-- WHAT IS NEEDED --
Copy the data that follows exactly. Include no pictures.
── DATA SUPPLIED
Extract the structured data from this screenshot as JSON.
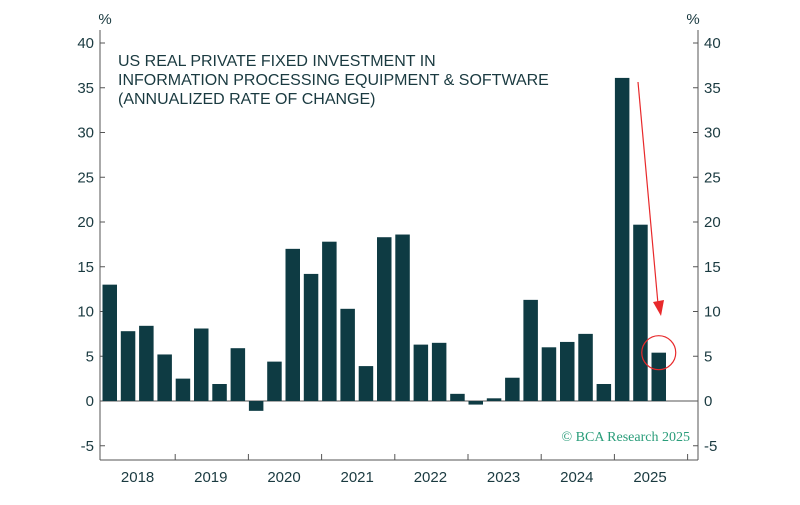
{
  "chart_data": {
    "type": "bar",
    "title_lines": [
      "US REAL PRIVATE FIXED INVESTMENT IN",
      "INFORMATION PROCESSING EQUIPMENT & SOFTWARE",
      "(ANNUALIZED RATE OF CHANGE)"
    ],
    "y_unit_left": "%",
    "y_unit_right": "%",
    "ylim": [
      -6,
      41
    ],
    "yticks": [
      -5,
      0,
      5,
      10,
      15,
      20,
      25,
      30,
      35,
      40
    ],
    "ytick_labels": [
      "-5",
      "0",
      "5",
      "10",
      "15",
      "20",
      "25",
      "30",
      "35",
      "40"
    ],
    "x_year_labels": [
      "2018",
      "2019",
      "2020",
      "2021",
      "2022",
      "2023",
      "2024",
      "2025"
    ],
    "categories": [
      "2018Q1",
      "2018Q2",
      "2018Q3",
      "2018Q4",
      "2019Q1",
      "2019Q2",
      "2019Q3",
      "2019Q4",
      "2020Q1",
      "2020Q2",
      "2020Q3",
      "2020Q4",
      "2021Q1",
      "2021Q2",
      "2021Q3",
      "2021Q4",
      "2022Q1",
      "2022Q2",
      "2022Q3",
      "2022Q4",
      "2023Q1",
      "2023Q2",
      "2023Q3",
      "2023Q4",
      "2024Q1",
      "2024Q2",
      "2024Q3",
      "2024Q4",
      "2025Q1",
      "2025Q2",
      "2025Q3"
    ],
    "values": [
      13.0,
      7.8,
      8.4,
      5.2,
      2.5,
      8.1,
      1.9,
      5.9,
      -1.1,
      4.4,
      17.0,
      14.2,
      17.8,
      10.3,
      3.9,
      18.3,
      18.6,
      6.3,
      6.5,
      0.8,
      -0.4,
      0.3,
      2.6,
      11.3,
      6.0,
      6.6,
      7.5,
      1.9,
      36.1,
      19.7,
      5.4
    ],
    "grid": false,
    "bar_color": "#0e3b43",
    "annotation_color": "#e8292b",
    "credit_text": "© BCA Research 2025",
    "credit_color": "#2a9d7a"
  }
}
────
-- RESULT OF THIS EXERCISE --
Extract the structured data from this screenshot as JSON.
{
  "chart_data": {
    "type": "bar",
    "title_lines": [
      "US REAL PRIVATE FIXED INVESTMENT IN",
      "INFORMATION PROCESSING EQUIPMENT & SOFTWARE",
      "(ANNUALIZED RATE OF CHANGE)"
    ],
    "y_unit_left": "%",
    "y_unit_right": "%",
    "ylim": [
      -6,
      41
    ],
    "yticks": [
      -5,
      0,
      5,
      10,
      15,
      20,
      25,
      30,
      35,
      40
    ],
    "ytick_labels": [
      "-5",
      "0",
      "5",
      "10",
      "15",
      "20",
      "25",
      "30",
      "35",
      "40"
    ],
    "x_year_labels": [
      "2018",
      "2019",
      "2020",
      "2021",
      "2022",
      "2023",
      "2024",
      "2025"
    ],
    "categories": [
      "2018Q1",
      "2018Q2",
      "2018Q3",
      "2018Q4",
      "2019Q1",
      "2019Q2",
      "2019Q3",
      "2019Q4",
      "2020Q1",
      "2020Q2",
      "2020Q3",
      "2020Q4",
      "2021Q1",
      "2021Q2",
      "2021Q3",
      "2021Q4",
      "2022Q1",
      "2022Q2",
      "2022Q3",
      "2022Q4",
      "2023Q1",
      "2023Q2",
      "2023Q3",
      "2023Q4",
      "2024Q1",
      "2024Q2",
      "2024Q3",
      "2024Q4",
      "2025Q1",
      "2025Q2",
      "2025Q3"
    ],
    "values": [
      13.0,
      7.8,
      8.4,
      5.2,
      2.5,
      8.1,
      1.9,
      5.9,
      -1.1,
      4.4,
      17.0,
      14.2,
      17.8,
      10.3,
      3.9,
      18.3,
      18.6,
      6.3,
      6.5,
      0.8,
      -0.4,
      0.3,
      2.6,
      11.3,
      6.0,
      6.6,
      7.5,
      1.9,
      36.1,
      19.7,
      5.4
    ],
    "grid": false,
    "bar_color": "#0e3b43",
    "annotation_color": "#e8292b",
    "credit_text": "© BCA Research 2025",
    "credit_color": "#2a9d7a"
  }
}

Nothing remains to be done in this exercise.